• **Data for processing**:
....

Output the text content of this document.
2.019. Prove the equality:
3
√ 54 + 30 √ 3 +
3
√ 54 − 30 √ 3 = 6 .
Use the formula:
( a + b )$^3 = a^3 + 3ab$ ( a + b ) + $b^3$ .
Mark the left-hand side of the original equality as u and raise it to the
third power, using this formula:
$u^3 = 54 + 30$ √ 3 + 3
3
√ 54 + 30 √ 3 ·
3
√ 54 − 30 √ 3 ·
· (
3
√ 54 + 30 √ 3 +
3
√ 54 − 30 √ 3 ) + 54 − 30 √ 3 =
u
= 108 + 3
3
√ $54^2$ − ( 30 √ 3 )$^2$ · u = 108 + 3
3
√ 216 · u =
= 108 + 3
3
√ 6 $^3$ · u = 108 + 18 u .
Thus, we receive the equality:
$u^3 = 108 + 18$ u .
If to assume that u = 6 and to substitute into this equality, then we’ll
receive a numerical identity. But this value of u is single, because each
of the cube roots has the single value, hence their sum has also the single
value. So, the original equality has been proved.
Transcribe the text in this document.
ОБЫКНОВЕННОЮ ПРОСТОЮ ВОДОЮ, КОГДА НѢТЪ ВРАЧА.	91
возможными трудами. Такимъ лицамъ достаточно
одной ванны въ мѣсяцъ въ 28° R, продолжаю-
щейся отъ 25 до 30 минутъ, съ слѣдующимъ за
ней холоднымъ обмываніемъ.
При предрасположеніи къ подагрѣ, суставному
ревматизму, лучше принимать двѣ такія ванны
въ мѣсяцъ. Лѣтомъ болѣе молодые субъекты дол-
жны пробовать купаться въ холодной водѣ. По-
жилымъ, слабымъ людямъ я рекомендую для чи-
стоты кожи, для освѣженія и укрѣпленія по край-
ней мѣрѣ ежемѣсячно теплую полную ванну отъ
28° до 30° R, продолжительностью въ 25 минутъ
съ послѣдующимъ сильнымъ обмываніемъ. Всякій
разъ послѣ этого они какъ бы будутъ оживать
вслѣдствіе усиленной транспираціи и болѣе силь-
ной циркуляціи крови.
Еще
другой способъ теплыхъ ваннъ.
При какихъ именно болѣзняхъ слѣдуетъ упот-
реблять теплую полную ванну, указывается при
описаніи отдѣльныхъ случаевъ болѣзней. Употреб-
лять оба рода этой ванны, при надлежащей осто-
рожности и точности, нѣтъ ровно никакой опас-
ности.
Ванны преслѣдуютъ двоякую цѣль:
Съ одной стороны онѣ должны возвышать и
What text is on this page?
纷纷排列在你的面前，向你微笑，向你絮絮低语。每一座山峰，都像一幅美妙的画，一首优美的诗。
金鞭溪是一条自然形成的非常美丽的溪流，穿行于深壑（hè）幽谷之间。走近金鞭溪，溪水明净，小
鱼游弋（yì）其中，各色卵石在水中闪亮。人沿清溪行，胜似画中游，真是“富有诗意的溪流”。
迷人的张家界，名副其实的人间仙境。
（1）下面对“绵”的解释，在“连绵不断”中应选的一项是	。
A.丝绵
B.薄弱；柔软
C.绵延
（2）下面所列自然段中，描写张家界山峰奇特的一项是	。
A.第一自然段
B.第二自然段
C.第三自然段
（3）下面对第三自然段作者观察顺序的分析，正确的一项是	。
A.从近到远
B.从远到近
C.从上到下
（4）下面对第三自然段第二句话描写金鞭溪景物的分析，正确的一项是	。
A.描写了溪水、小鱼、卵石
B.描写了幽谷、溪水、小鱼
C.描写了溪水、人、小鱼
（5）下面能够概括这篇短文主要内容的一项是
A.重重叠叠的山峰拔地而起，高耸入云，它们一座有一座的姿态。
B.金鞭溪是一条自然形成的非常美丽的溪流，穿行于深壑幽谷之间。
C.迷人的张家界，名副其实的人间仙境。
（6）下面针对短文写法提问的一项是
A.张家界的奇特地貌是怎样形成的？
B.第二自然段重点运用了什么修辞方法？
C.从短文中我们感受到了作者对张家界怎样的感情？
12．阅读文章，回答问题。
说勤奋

....

• **What is being asked**: Pull every line containing "value" from the data.

• **Result for this task**:
receive a numerical identity. But this value of u is single, because each
of the cube roots has the single value, hence their sum has also the single
value. So, the original equality has been proved.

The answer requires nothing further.